The U.S. Navy has ended practice bombing on the Puerto Rican Island of Vieques after 56 years and three decades of protest. Operations conducted in the ocean near Vieques, however, will continue, and plans are underway to use various new locations—mostly in the southeastern United States—to make up for the loss of Vieques. The Navy announced on February 9 that it had officially concluded its final round of exercises; on the final day of bombing 19 demonstrators were detained for trespassing and one person detained for destruction of federal property. Local residents say they will continue to demand a cleanup and further study of the health effects of toxic wastes left by the Navy.
Active resistance to the Navy presence in Vieques, a town with 10,000 residents, began in the 1970s, when a group of local fishermen said the bombing and other Navy activities were ruining their livelihood and stifling local development. Opposition to military use of the island has been fierce since 1999, when two misfired 500-pound bombs killed David Sanes Rodríguez, a civilian security guard. The Navy switched to inert shells after protestors engaged in civil disobedience and occupied the range for a year until U.S. Marshals forcibly removed them.
The Navy should hand over the eastern third of Vieques to the Department of the Interior on May 1, 2003. According to Navy spokesperson Lt. Cmdr. Kim Dixon, “the Navy has certified that alternative training ranges have recently been made available,” in other locales including Florida and North Carolina.
Ismael Guadalupe of the community based organization Committee for the Rescue and Development of Vieques says, “The end of bombing on the island is a huge step and a great triumph, but the most serious problems remain unresolved.” Opposition groups continue to demand the complete demilitarization of the island: Radar and communication devices remain intact and, more seriously, land remains contaminated by toxic residues from the military operations. Some believe that the only reason the Navy left is so it would not have to foot the cleanup bill.
Last year the Pentagon acknowledged the testing of chemical and biological agents during a training mission on Vieques in May 1969. Marine jets sprayed trioctyl phosphate, a chemical used to simulate nerve gas, on Marine units to test how the troops operated in protective gear and how effective actual chemical weapons might be.
The Navy’s Dixon says that, “The Navy has not found any impact to the health of the civilian population and we work to maintain the natural integrity of Vieques,” though many local residents believe military wastes have contributed to unusually high cancer rates in the area. The Agency for Toxic Substances and Disease Registry—a public health agency of the U.S. Department of Health and Human Services—released a public health assessment on Vieques in November of last year. The assessment confirmed that “the residents of Vieques have been exposed to contaminants released during the Navy’s military training exercises, but these exposures are much lower than levels known to be associated with adverse health effects.” According to a similar document, concentrations of several metals were present in the fish and shellfish of the area. The government has yet to make good on a promise to conduct a cancer study proposed by Puerto Rican Health Secretary Johnny Rullan.
Guadalupe thinks “no one really knows what effects the nearly 60 years of bombing will have on the health of the island and its population, and the Navy is dodging the issue by turning the lands over to the federal government.”

══════

**Work instruction 1:** Name every person the Vieques article identifies by name.
**Work instruction 2:** Copy the Vieques article starting with "Ismael Guadalupe of" and going on through "the cleanup bill.", substituting "major step" for "huge step".

══════

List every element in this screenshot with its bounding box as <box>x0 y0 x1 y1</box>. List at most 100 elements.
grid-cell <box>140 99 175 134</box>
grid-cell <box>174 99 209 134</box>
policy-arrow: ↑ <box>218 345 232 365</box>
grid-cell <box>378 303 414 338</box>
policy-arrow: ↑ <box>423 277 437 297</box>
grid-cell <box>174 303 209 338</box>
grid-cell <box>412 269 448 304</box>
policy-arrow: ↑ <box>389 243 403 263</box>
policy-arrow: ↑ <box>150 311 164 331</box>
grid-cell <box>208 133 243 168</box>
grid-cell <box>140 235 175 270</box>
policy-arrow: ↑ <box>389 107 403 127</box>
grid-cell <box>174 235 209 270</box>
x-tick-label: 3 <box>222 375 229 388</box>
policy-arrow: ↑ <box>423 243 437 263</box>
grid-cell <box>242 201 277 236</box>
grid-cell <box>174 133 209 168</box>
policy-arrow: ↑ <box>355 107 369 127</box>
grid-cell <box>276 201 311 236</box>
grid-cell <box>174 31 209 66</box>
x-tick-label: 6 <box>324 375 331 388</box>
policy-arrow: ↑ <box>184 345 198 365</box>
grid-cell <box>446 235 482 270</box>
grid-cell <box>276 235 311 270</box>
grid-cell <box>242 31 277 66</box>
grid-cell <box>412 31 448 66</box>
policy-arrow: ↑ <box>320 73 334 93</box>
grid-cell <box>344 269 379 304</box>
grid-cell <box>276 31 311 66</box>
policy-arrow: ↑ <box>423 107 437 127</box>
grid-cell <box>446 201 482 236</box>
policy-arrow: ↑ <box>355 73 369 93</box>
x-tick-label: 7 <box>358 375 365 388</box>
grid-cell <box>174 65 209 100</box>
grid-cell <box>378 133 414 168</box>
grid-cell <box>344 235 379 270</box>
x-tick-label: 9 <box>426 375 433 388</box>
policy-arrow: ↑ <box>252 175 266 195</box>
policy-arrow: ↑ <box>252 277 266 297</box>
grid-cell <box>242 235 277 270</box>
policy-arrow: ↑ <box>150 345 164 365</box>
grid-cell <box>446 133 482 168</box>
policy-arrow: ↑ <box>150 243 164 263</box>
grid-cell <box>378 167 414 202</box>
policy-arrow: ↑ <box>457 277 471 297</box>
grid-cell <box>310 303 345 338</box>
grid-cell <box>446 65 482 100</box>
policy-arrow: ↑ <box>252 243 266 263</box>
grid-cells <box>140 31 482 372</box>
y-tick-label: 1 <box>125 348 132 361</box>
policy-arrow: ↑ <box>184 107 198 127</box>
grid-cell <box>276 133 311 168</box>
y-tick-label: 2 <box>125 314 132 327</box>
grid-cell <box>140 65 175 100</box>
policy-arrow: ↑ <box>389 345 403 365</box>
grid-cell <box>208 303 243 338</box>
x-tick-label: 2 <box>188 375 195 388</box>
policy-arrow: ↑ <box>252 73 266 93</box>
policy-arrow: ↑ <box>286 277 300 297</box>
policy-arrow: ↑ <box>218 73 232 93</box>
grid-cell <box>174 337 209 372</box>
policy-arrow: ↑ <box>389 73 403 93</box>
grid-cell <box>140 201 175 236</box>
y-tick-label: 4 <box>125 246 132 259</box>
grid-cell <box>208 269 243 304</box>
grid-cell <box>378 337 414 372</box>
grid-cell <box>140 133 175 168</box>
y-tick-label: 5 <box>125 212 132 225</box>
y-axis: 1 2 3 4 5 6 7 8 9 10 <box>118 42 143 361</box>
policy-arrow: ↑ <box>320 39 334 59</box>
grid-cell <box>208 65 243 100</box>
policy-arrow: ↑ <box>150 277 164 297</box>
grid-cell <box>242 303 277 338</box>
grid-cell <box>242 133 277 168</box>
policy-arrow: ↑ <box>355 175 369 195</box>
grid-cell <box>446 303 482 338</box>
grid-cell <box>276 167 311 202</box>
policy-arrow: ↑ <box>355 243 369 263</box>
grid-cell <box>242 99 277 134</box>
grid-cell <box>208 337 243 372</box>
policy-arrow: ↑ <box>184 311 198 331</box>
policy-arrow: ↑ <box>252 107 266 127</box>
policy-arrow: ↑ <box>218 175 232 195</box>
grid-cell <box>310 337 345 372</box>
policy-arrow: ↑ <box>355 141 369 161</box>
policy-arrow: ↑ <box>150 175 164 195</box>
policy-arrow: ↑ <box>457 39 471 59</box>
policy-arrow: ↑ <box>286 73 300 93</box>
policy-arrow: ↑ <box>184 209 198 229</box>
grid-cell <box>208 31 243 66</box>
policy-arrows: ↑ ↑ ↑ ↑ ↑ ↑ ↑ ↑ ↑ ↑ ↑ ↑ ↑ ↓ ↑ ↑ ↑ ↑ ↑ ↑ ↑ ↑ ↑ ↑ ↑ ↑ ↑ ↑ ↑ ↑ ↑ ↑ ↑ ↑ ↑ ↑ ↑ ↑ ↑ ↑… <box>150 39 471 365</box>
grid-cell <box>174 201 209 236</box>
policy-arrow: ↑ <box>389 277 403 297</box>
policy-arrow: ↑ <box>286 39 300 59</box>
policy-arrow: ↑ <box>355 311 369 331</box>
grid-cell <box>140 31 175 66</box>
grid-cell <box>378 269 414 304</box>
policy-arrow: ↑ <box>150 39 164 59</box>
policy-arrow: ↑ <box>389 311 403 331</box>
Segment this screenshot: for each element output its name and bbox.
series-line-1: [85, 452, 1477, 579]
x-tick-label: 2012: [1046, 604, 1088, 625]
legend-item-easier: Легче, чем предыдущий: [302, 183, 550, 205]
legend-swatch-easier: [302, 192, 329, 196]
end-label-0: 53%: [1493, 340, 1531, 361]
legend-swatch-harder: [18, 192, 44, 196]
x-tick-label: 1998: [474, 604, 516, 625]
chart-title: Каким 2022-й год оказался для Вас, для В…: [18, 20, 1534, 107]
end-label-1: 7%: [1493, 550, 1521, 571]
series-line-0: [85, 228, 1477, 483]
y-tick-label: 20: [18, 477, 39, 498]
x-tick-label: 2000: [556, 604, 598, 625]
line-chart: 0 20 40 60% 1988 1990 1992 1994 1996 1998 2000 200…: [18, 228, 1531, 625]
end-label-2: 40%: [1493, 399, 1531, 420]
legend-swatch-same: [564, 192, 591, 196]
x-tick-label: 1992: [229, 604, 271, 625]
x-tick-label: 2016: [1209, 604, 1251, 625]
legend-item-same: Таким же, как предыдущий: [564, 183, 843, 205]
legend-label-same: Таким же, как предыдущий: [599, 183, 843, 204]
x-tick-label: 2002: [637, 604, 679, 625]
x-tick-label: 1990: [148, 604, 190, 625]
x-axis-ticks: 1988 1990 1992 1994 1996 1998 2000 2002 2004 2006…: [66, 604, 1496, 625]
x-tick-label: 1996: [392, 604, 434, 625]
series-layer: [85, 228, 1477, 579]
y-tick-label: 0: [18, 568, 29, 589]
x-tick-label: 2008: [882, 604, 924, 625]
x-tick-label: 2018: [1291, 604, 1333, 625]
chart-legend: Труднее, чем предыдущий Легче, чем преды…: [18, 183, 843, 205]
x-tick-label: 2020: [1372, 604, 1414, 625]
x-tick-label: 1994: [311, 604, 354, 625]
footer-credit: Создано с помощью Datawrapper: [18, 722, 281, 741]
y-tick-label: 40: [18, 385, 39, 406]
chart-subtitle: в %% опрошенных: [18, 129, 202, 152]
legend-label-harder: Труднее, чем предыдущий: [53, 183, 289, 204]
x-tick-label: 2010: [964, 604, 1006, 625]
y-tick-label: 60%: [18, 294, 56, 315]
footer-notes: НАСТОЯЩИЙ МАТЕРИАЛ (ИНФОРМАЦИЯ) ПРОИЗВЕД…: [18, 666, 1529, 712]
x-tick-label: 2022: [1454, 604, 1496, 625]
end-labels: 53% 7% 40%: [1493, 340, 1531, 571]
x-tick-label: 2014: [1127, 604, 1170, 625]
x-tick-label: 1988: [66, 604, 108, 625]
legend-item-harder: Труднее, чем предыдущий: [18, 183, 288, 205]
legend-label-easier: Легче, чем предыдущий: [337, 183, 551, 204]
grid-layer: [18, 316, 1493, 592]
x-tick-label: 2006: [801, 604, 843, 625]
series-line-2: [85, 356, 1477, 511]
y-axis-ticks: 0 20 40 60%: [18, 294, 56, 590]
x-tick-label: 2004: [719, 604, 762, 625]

══════

**Your response 1:** David Sanes Rodríguez, Kim Dixon, Ismael Guadalupe, Johnny Rullan

**Your response 2:**
Ismael Guadalupe of the community based organization Committee for the Rescue and Development of Vieques says, “The end of bombing on the island is a major step and a great triumph, but the most serious problems remain unresolved.” Opposition groups continue to demand the complete demilitarization of the island: Radar and communication devices remain intact and, more seriously, land remains contaminated by toxic residues from the military operations. Some believe that the only reason the Navy left is so it would not have to foot the cleanup bill.